• _Instructions for the task_: Collect every line that includes the string "JSON".

• _Stored data_:

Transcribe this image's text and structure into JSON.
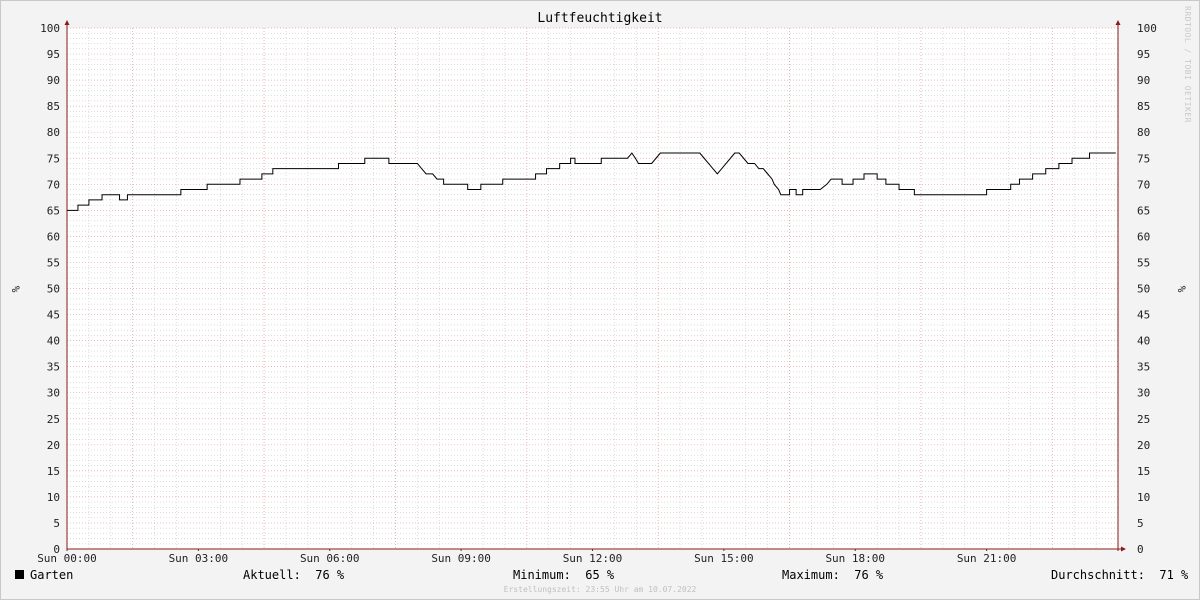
{
  "watermark": "RRDTOOL / TOBI OETIKER",
  "chart_data": {
    "type": "line",
    "title": "Luftfeuchtigkeit",
    "ylabel": "%",
    "ylim": [
      0,
      100
    ],
    "yticks": [
      "0",
      "5",
      "10",
      "15",
      "20",
      "25",
      "30",
      "35",
      "40",
      "45",
      "50",
      "55",
      "60",
      "65",
      "70",
      "75",
      "80",
      "85",
      "90",
      "95",
      "100"
    ],
    "xlim": [
      0,
      24
    ],
    "xticks": [
      {
        "x": 0,
        "label": "Sun 00:00"
      },
      {
        "x": 3,
        "label": "Sun 03:00"
      },
      {
        "x": 6,
        "label": "Sun 06:00"
      },
      {
        "x": 9,
        "label": "Sun 09:00"
      },
      {
        "x": 12,
        "label": "Sun 12:00"
      },
      {
        "x": 15,
        "label": "Sun 15:00"
      },
      {
        "x": 18,
        "label": "Sun 18:00"
      },
      {
        "x": 21,
        "label": "Sun 21:00"
      }
    ],
    "grid": true,
    "series": [
      {
        "name": "Garten",
        "color": "#000000",
        "points": [
          [
            0.0,
            65
          ],
          [
            0.25,
            65
          ],
          [
            0.25,
            66
          ],
          [
            0.5,
            66
          ],
          [
            0.5,
            67
          ],
          [
            0.8,
            67
          ],
          [
            0.8,
            68
          ],
          [
            1.2,
            68
          ],
          [
            1.2,
            67
          ],
          [
            1.38,
            67
          ],
          [
            1.38,
            68
          ],
          [
            2.6,
            68
          ],
          [
            2.6,
            69
          ],
          [
            3.2,
            69
          ],
          [
            3.2,
            70
          ],
          [
            3.95,
            70
          ],
          [
            3.95,
            71
          ],
          [
            4.45,
            71
          ],
          [
            4.45,
            72
          ],
          [
            4.7,
            72
          ],
          [
            4.7,
            73
          ],
          [
            6.0,
            73
          ],
          [
            6.2,
            73
          ],
          [
            6.2,
            74
          ],
          [
            6.8,
            74
          ],
          [
            6.8,
            75
          ],
          [
            7.35,
            75
          ],
          [
            7.35,
            74
          ],
          [
            8.0,
            74
          ],
          [
            8.1,
            73
          ],
          [
            8.2,
            72
          ],
          [
            8.35,
            72
          ],
          [
            8.45,
            71
          ],
          [
            8.6,
            71
          ],
          [
            8.6,
            70
          ],
          [
            9.15,
            70
          ],
          [
            9.15,
            69
          ],
          [
            9.45,
            69
          ],
          [
            9.45,
            70
          ],
          [
            9.95,
            70
          ],
          [
            9.95,
            71
          ],
          [
            10.7,
            71
          ],
          [
            10.7,
            72
          ],
          [
            10.95,
            72
          ],
          [
            10.95,
            73
          ],
          [
            11.25,
            73
          ],
          [
            11.25,
            74
          ],
          [
            11.5,
            74
          ],
          [
            11.5,
            75
          ],
          [
            11.6,
            75
          ],
          [
            11.6,
            74
          ],
          [
            12.2,
            74
          ],
          [
            12.2,
            75
          ],
          [
            12.8,
            75
          ],
          [
            12.9,
            76
          ],
          [
            12.98,
            75
          ],
          [
            13.05,
            74
          ],
          [
            13.35,
            74
          ],
          [
            13.45,
            75
          ],
          [
            13.55,
            76
          ],
          [
            14.45,
            76
          ],
          [
            14.55,
            75
          ],
          [
            14.65,
            74
          ],
          [
            14.75,
            73
          ],
          [
            14.85,
            72
          ],
          [
            14.95,
            73
          ],
          [
            15.05,
            74
          ],
          [
            15.15,
            75
          ],
          [
            15.25,
            76
          ],
          [
            15.35,
            76
          ],
          [
            15.45,
            75
          ],
          [
            15.55,
            74
          ],
          [
            15.7,
            74
          ],
          [
            15.8,
            73
          ],
          [
            15.9,
            73
          ],
          [
            16.0,
            72
          ],
          [
            16.1,
            71
          ],
          [
            16.15,
            70
          ],
          [
            16.25,
            69
          ],
          [
            16.3,
            68
          ],
          [
            16.5,
            68
          ],
          [
            16.5,
            69
          ],
          [
            16.65,
            69
          ],
          [
            16.65,
            68
          ],
          [
            16.8,
            68
          ],
          [
            16.8,
            69
          ],
          [
            17.2,
            69
          ],
          [
            17.35,
            70
          ],
          [
            17.45,
            71
          ],
          [
            17.7,
            71
          ],
          [
            17.7,
            70
          ],
          [
            17.95,
            70
          ],
          [
            17.95,
            71
          ],
          [
            18.2,
            71
          ],
          [
            18.2,
            72
          ],
          [
            18.5,
            72
          ],
          [
            18.5,
            71
          ],
          [
            18.7,
            71
          ],
          [
            18.7,
            70
          ],
          [
            19.0,
            70
          ],
          [
            19.0,
            69
          ],
          [
            19.35,
            69
          ],
          [
            19.35,
            68
          ],
          [
            21.0,
            68
          ],
          [
            21.0,
            69
          ],
          [
            21.55,
            69
          ],
          [
            21.55,
            70
          ],
          [
            21.75,
            70
          ],
          [
            21.75,
            71
          ],
          [
            22.05,
            71
          ],
          [
            22.05,
            72
          ],
          [
            22.35,
            72
          ],
          [
            22.35,
            73
          ],
          [
            22.65,
            73
          ],
          [
            22.65,
            74
          ],
          [
            22.95,
            74
          ],
          [
            22.95,
            75
          ],
          [
            23.35,
            75
          ],
          [
            23.35,
            76
          ],
          [
            23.95,
            76
          ]
        ]
      }
    ]
  },
  "legend": {
    "series_name": "Garten",
    "current_label": "Aktuell:",
    "current_value": "76 %",
    "min_label": "Minimum:",
    "min_value": "65 %",
    "max_label": "Maximum:",
    "max_value": "76 %",
    "avg_label": "Durchschnitt:",
    "avg_value": "71 %"
  },
  "footer": "Erstellungszeit: 23:55 Uhr am 10.07.2022",
  "colors": {
    "background": "#f3f3f3",
    "plot_background": "#ffffff",
    "grid_major": "#e8a0a0",
    "grid_minor": "#c8c8c8",
    "axis": "#8b1a1a",
    "line": "#000000"
  }
}
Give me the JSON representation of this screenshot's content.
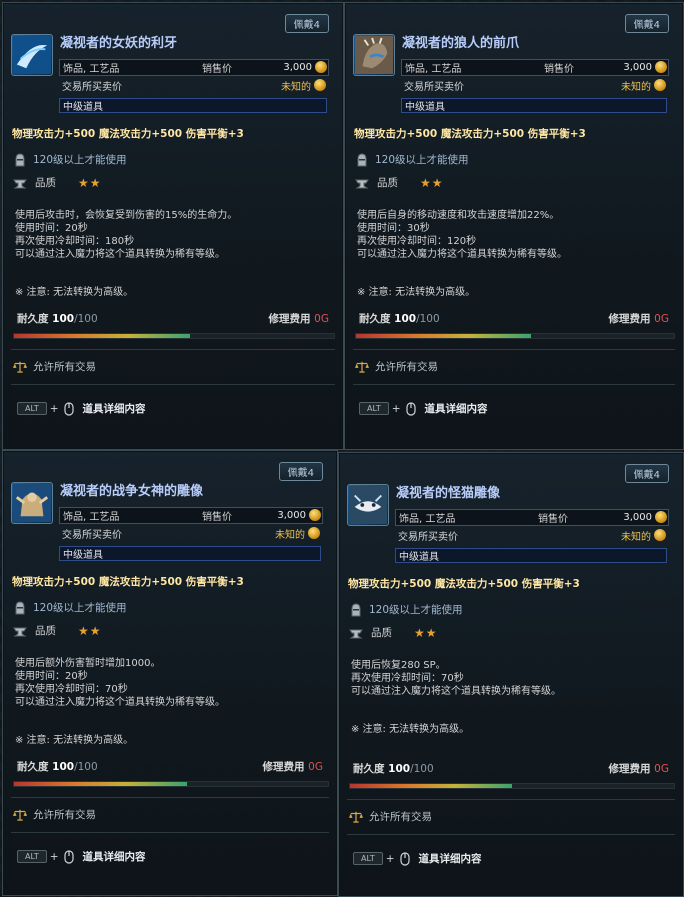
{
  "cards": [
    {
      "tag": "佩戴4",
      "title": "凝视者的女妖的利牙",
      "category": "饰品, 工艺品",
      "sell_label": "销售价",
      "sell_value": "3,000",
      "trade_label": "交易所买卖价",
      "trade_value": "未知的",
      "grade": "中级道具",
      "stats": "物理攻击力+500  魔法攻击力+500  伤害平衡+3",
      "level_req": "120级以上才能使用",
      "quality_label": "品质",
      "stars": "★★",
      "desc": [
        "使用后攻击时，会恢复受到伤害的15%的生命力。",
        "使用时间：20秒",
        "再次使用冷却时间：180秒",
        "可以通过注入魔力将这个道具转换为稀有等级。"
      ],
      "note": "※ 注意: 无法转换为高级。",
      "durability_label": "耐久度",
      "durability_current": "100",
      "durability_max": "/100",
      "durability_fraction": 0.55,
      "repair_label": "修理费用",
      "repair_value": "0G",
      "trade_allowed": "允许所有交易",
      "alt_key": "ALT",
      "alt_plus": "+",
      "alt_label": "道具详细内容"
    },
    {
      "tag": "佩戴4",
      "title": "凝视者的狼人的前爪",
      "category": "饰品, 工艺品",
      "sell_label": "销售价",
      "sell_value": "3,000",
      "trade_label": "交易所买卖价",
      "trade_value": "未知的",
      "grade": "中级道具",
      "stats": "物理攻击力+500  魔法攻击力+500  伤害平衡+3",
      "level_req": "120级以上才能使用",
      "quality_label": "品质",
      "stars": "★★",
      "desc": [
        "使用后自身的移动速度和攻击速度增加22%。",
        "使用时间：30秒",
        "再次使用冷却时间：120秒",
        "可以通过注入魔力将这个道具转换为稀有等级。"
      ],
      "note": "※ 注意: 无法转换为高级。",
      "durability_label": "耐久度",
      "durability_current": "100",
      "durability_max": "/100",
      "durability_fraction": 0.55,
      "repair_label": "修理费用",
      "repair_value": "0G",
      "trade_allowed": "允许所有交易",
      "alt_key": "ALT",
      "alt_plus": "+",
      "alt_label": "道具详细内容"
    },
    {
      "tag": "佩戴4",
      "title": "凝视者的战争女神的雕像",
      "category": "饰品, 工艺品",
      "sell_label": "销售价",
      "sell_value": "3,000",
      "trade_label": "交易所买卖价",
      "trade_value": "未知的",
      "grade": "中级道具",
      "stats": "物理攻击力+500  魔法攻击力+500  伤害平衡+3",
      "level_req": "120级以上才能使用",
      "quality_label": "品质",
      "stars": "★★",
      "desc": [
        "使用后额外伤害暂时增加1000。",
        "使用时间：20秒",
        "再次使用冷却时间：70秒",
        "可以通过注入魔力将这个道具转换为稀有等级。"
      ],
      "note": "※ 注意: 无法转换为高级。",
      "durability_label": "耐久度",
      "durability_current": "100",
      "durability_max": "/100",
      "durability_fraction": 0.55,
      "repair_label": "修理费用",
      "repair_value": "0G",
      "trade_allowed": "允许所有交易",
      "alt_key": "ALT",
      "alt_plus": "+",
      "alt_label": "道具详细内容"
    },
    {
      "tag": "佩戴4",
      "title": "凝视者的怪猫雕像",
      "category": "饰品, 工艺品",
      "sell_label": "销售价",
      "sell_value": "3,000",
      "trade_label": "交易所买卖价",
      "trade_value": "未知的",
      "grade": "中级道具",
      "stats": "物理攻击力+500  魔法攻击力+500  伤害平衡+3",
      "level_req": "120级以上才能使用",
      "quality_label": "品质",
      "stars": "★★",
      "desc": [
        "使用后恢复280 SP。",
        "再次使用冷却时间：70秒",
        "可以通过注入魔力将这个道具转换为稀有等级。"
      ],
      "note": "※ 注意: 无法转换为高级。",
      "durability_label": "耐久度",
      "durability_current": "100",
      "durability_max": "/100",
      "durability_fraction": 0.5,
      "repair_label": "修理费用",
      "repair_value": "0G",
      "trade_allowed": "允许所有交易",
      "alt_key": "ALT",
      "alt_plus": "+",
      "alt_label": "道具详细内容"
    }
  ],
  "icons": {
    "item_icons": [
      "banshee-fang-icon",
      "werewolf-claw-icon",
      "war-goddess-statue-icon",
      "cat-statue-icon"
    ],
    "coin": "gold-coin-icon",
    "level": "knight-helmet-icon",
    "quality": "anvil-icon",
    "trade": "scale-icon",
    "mouse": "mouse-icon"
  },
  "colors": {
    "title": "#b8cdfa",
    "stats": "#ffe7a3",
    "stars": "#e7a12a",
    "repair_value": "#e05050",
    "unknown_price": "#f1c24b"
  }
}
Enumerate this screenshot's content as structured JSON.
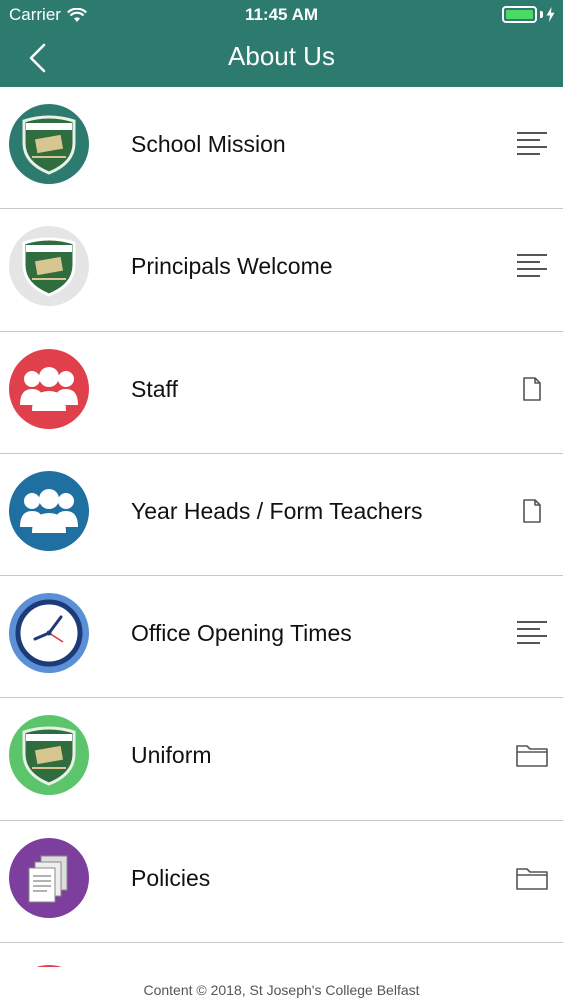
{
  "status_bar": {
    "carrier": "Carrier",
    "time": "11:45 AM",
    "battery_level": 1.0,
    "battery_color": "#4cd964"
  },
  "nav": {
    "title": "About Us",
    "back_icon": "chevron-left-icon",
    "color": "#2d7a6f"
  },
  "items": [
    {
      "label": "School Mission",
      "icon": "crest-icon",
      "circle_color": "#2d7a6f",
      "accessory": "text-lines-icon"
    },
    {
      "label": "Principals Welcome",
      "icon": "crest-icon",
      "circle_color": "#e5e5e5",
      "accessory": "text-lines-icon"
    },
    {
      "label": "Staff",
      "icon": "group-icon",
      "circle_color": "#e0404b",
      "accessory": "document-icon"
    },
    {
      "label": "Year Heads / Form Teachers",
      "icon": "group-icon",
      "circle_color": "#1f6fa0",
      "accessory": "document-icon"
    },
    {
      "label": "Office Opening Times",
      "icon": "clock-icon",
      "circle_color": "#5b8fd6",
      "accessory": "text-lines-icon"
    },
    {
      "label": "Uniform",
      "icon": "crest-icon",
      "circle_color": "#5cc46a",
      "accessory": "folder-icon"
    },
    {
      "label": "Policies",
      "icon": "documents-stack-icon",
      "circle_color": "#7d3f9e",
      "accessory": "folder-icon"
    }
  ],
  "partial_item": {
    "circle_color": "#e0404b"
  },
  "footer": {
    "text": "Content © 2018, St Joseph's College Belfast"
  }
}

• _Output below_:
Transcribe this image's text and structure into JSON.
Give me the JSON representation of this screenshot's content.
Enumerate this screenshot's content as structured JSON.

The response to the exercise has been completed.